--- BEGIN ---

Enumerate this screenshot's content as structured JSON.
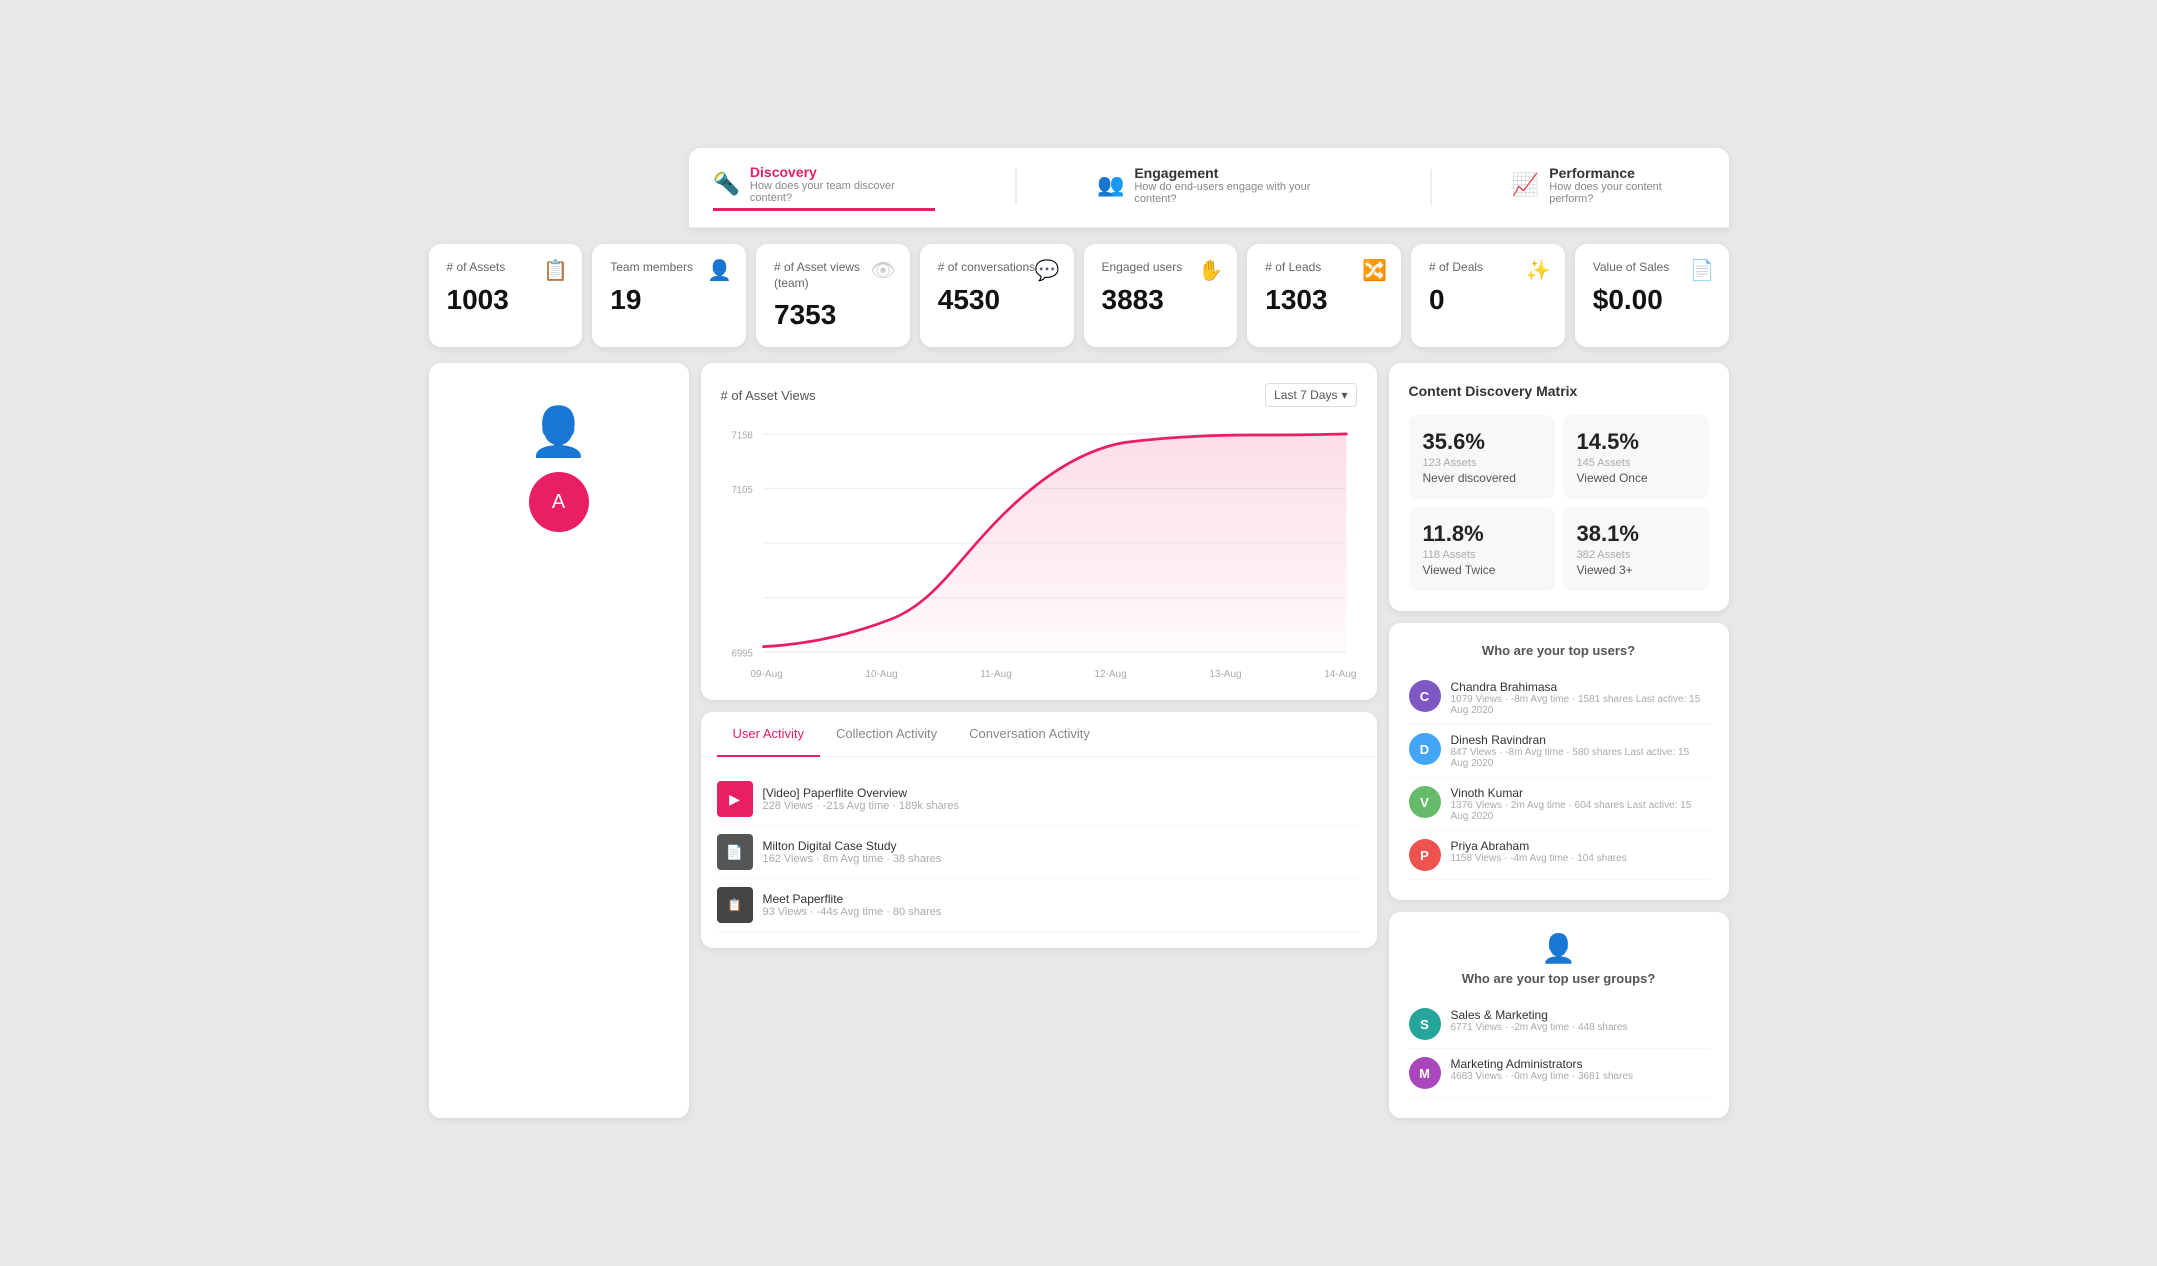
{
  "nav": {
    "tabs": [
      {
        "id": "discovery",
        "title": "Discovery",
        "subtitle": "How does your team discover content?",
        "active": true
      },
      {
        "id": "engagement",
        "title": "Engagement",
        "subtitle": "How do end-users engage with your content?",
        "active": false
      },
      {
        "id": "performance",
        "title": "Performance",
        "subtitle": "How does your content perform?",
        "active": false
      }
    ]
  },
  "metrics": [
    {
      "label": "# of Assets",
      "value": "1003",
      "icon": "📋"
    },
    {
      "label": "Team members",
      "value": "19",
      "icon": "👤"
    },
    {
      "label": "# of Asset views (team)",
      "value": "7353",
      "icon": "👁"
    },
    {
      "label": "# of conversations",
      "value": "4530",
      "icon": "💬"
    },
    {
      "label": "Engaged users",
      "value": "3883",
      "icon": "✋"
    },
    {
      "label": "# of Leads",
      "value": "1303",
      "icon": "🔀"
    },
    {
      "label": "# of Deals",
      "value": "0",
      "icon": "✨"
    },
    {
      "label": "Value of Sales",
      "value": "$0.00",
      "icon": "📄"
    }
  ],
  "chart": {
    "title": "# of Asset Views",
    "filter": "Last 7 Days",
    "x_labels": [
      "09-Aug",
      "10-Aug",
      "11-Aug",
      "12-Aug",
      "13-Aug",
      "14-Aug"
    ],
    "y_max": "7158",
    "y_mid": "7105",
    "y_low": "6995"
  },
  "bottom_tabs": [
    {
      "label": "User Activity",
      "active": true
    },
    {
      "label": "Collection Activity",
      "active": false
    },
    {
      "label": "Conversation Activity",
      "active": false
    }
  ],
  "asset_list": [
    {
      "name": "[Video] Paperflite Overview",
      "stats": "228 Views · -21s Avg time · 189k shares",
      "type": "video"
    },
    {
      "name": "Milton Digital Case Study",
      "stats": "162 Views · 8m Avg time · 38 shares",
      "type": "doc"
    },
    {
      "name": "Meet Paperflite",
      "stats": "93 Views · -44s Avg time · 80 shares",
      "type": "pdf"
    }
  ],
  "discovery_matrix": {
    "title": "Content Discovery Matrix",
    "cells": [
      {
        "pct": "35.6%",
        "assets": "123 Assets",
        "label": "Never discovered"
      },
      {
        "pct": "14.5%",
        "assets": "145 Assets",
        "label": "Viewed Once"
      },
      {
        "pct": "11.8%",
        "assets": "118 Assets",
        "label": "Viewed Twice"
      },
      {
        "pct": "38.1%",
        "assets": "382 Assets",
        "label": "Viewed 3+"
      }
    ]
  },
  "top_users": {
    "title": "Who are your top users?",
    "users": [
      {
        "name": "Chandra Brahimasa",
        "stats": "1079 Views · -8m Avg time · 1581 shares\nLast active: 15 Aug 2020",
        "color": "#7e57c2",
        "initial": "C"
      },
      {
        "name": "Dinesh Ravindran",
        "stats": "847 Views · -8m Avg time · 580 shares\nLast active: 15 Aug 2020",
        "color": "#42a5f5",
        "initial": "D"
      },
      {
        "name": "Vinoth Kumar",
        "stats": "1376 Views · 2m Avg time · 604 shares\nLast active: 15 Aug 2020",
        "color": "#66bb6a",
        "initial": "V"
      },
      {
        "name": "Priya Abraham",
        "stats": "1158 Views · -4m Avg time · 104 shares",
        "color": "#ef5350",
        "initial": "P"
      }
    ]
  },
  "top_groups": {
    "title": "Who are your top user groups?",
    "icon": "👤",
    "groups": [
      {
        "name": "Sales & Marketing",
        "stats": "6771 Views · -2m Avg time · 448 shares",
        "color": "#26a69a",
        "initial": "S"
      },
      {
        "name": "Marketing Administrators",
        "stats": "4683 Views · -0m Avg time · 3681 shares",
        "color": "#ab47bc",
        "initial": "M"
      }
    ]
  }
}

--- END ---

### Stated exercise
Consider the entries above and return each line with the string "initial".

### Task answer
        "initial": "C"
        "initial": "D"
        "initial": "V"
        "initial": "P"
        "initial": "S"
        "initial": "M"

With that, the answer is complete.